→ Task to carry out: Print the entire listing. Each line must match the original exactly.

Dataset items

⁂

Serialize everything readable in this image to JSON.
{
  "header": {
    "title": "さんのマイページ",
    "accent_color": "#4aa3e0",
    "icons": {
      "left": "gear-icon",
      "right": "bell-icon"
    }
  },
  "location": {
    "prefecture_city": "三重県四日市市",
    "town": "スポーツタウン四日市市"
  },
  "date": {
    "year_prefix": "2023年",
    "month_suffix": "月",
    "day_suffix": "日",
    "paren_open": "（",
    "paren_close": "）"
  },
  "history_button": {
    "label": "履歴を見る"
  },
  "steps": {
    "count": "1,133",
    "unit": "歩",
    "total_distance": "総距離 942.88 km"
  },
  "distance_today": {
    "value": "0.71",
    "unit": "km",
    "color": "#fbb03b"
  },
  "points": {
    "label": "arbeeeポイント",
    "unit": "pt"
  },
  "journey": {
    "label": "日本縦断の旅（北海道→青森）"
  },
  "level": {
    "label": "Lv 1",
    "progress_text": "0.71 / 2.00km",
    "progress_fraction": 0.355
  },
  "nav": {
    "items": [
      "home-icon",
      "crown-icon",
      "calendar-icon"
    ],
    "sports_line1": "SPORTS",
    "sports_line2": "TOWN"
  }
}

⁂

→ Answer to this exercise:
Serialize everything readable in this image to JSON.
{
  "header": {
    "title": "さんのマイページ",
    "accent_color": "#4aa3e0",
    "icons": {
      "left": "gear-icon",
      "right": "bell-icon"
    }
  },
  "location": {
    "prefecture_city": "三重県四日市市",
    "town": "スポーツタウン四日市市"
  },
  "date": {
    "year_prefix": "2023年",
    "month_suffix": "月",
    "day_suffix": "日",
    "paren_open": "（",
    "paren_close": "）"
  },
  "history_button": {
    "label": "履歴を見る"
  },
  "steps": {
    "count": "1,133",
    "unit": "歩",
    "total_distance": "総距離 942.88 km"
  },
  "distance_today": {
    "value": "0.71",
    "unit": "km",
    "color": "#fbb03b"
  },
  "points": {
    "label": "arbeeeポイント",
    "unit": "pt"
  },
  "journey": {
    "label": "日本縦断の旅（北海道→青森）"
  },
  "level": {
    "label": "Lv 1",
    "progress_text": "0.71 / 2.00km",
    "progress_fraction": 0.355
  },
  "nav": {
    "items": [
      "home-icon",
      "crown-icon",
      "calendar-icon"
    ],
    "sports_line1": "SPORTS",
    "sports_line2": "TOWN"
  }
}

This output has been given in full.